BEGIN EXTRACTED DATA
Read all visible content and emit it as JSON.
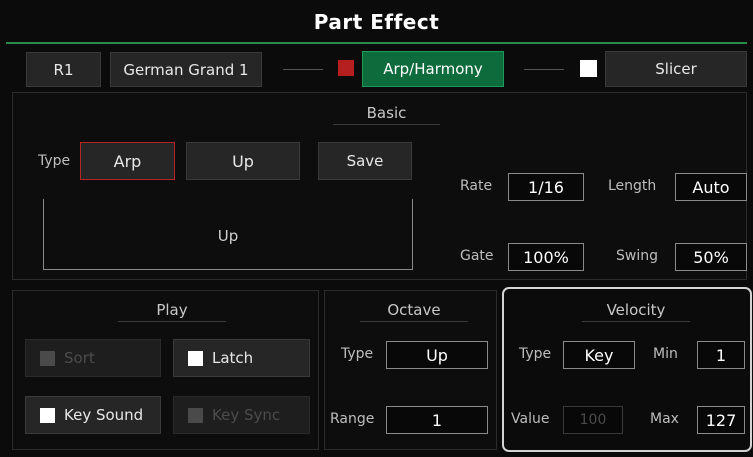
{
  "header": {
    "title": "Part Effect"
  },
  "toolbar": {
    "part": "R1",
    "voice": "German Grand 1",
    "arp_harmony": "Arp/Harmony",
    "slicer": "Slicer",
    "arp_indicator_color": "#b51f1f",
    "slicer_indicator_color": "#ffffff",
    "arp_active_color": "#0e6b3c"
  },
  "basic": {
    "title": "Basic",
    "type_label": "Type",
    "type_value": "Arp",
    "mode_value": "Up",
    "save_label": "Save",
    "display_text": "Up",
    "rate_label": "Rate",
    "rate_value": "1/16",
    "length_label": "Length",
    "length_value": "Auto",
    "gate_label": "Gate",
    "gate_value": "100%",
    "swing_label": "Swing",
    "swing_value": "50%"
  },
  "play": {
    "title": "Play",
    "sort_label": "Sort",
    "sort_checked": false,
    "sort_enabled": false,
    "latch_label": "Latch",
    "latch_checked": false,
    "key_sound_label": "Key Sound",
    "key_sound_checked": false,
    "key_sync_label": "Key Sync",
    "key_sync_enabled": false
  },
  "octave": {
    "title": "Octave",
    "type_label": "Type",
    "type_value": "Up",
    "range_label": "Range",
    "range_value": "1"
  },
  "velocity": {
    "title": "Velocity",
    "type_label": "Type",
    "type_value": "Key",
    "min_label": "Min",
    "min_value": "1",
    "value_label": "Value",
    "value_value": "100",
    "max_label": "Max",
    "max_value": "127"
  }
}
END EXTRACTED DATA
▸ WRITTEN PROBLEM: Go through the entries above and output them exactly, without pictures.

▸ EXERCISE OUTPUT:
Read all visible content and emit it as JSON.
{
  "header": {
    "title": "Part Effect"
  },
  "toolbar": {
    "part": "R1",
    "voice": "German Grand 1",
    "arp_harmony": "Arp/Harmony",
    "slicer": "Slicer",
    "arp_indicator_color": "#b51f1f",
    "slicer_indicator_color": "#ffffff",
    "arp_active_color": "#0e6b3c"
  },
  "basic": {
    "title": "Basic",
    "type_label": "Type",
    "type_value": "Arp",
    "mode_value": "Up",
    "save_label": "Save",
    "display_text": "Up",
    "rate_label": "Rate",
    "rate_value": "1/16",
    "length_label": "Length",
    "length_value": "Auto",
    "gate_label": "Gate",
    "gate_value": "100%",
    "swing_label": "Swing",
    "swing_value": "50%"
  },
  "play": {
    "title": "Play",
    "sort_label": "Sort",
    "sort_checked": false,
    "sort_enabled": false,
    "latch_label": "Latch",
    "latch_checked": false,
    "key_sound_label": "Key Sound",
    "key_sound_checked": false,
    "key_sync_label": "Key Sync",
    "key_sync_enabled": false
  },
  "octave": {
    "title": "Octave",
    "type_label": "Type",
    "type_value": "Up",
    "range_label": "Range",
    "range_value": "1"
  },
  "velocity": {
    "title": "Velocity",
    "type_label": "Type",
    "type_value": "Key",
    "min_label": "Min",
    "min_value": "1",
    "value_label": "Value",
    "value_value": "100",
    "max_label": "Max",
    "max_value": "127"
  }
}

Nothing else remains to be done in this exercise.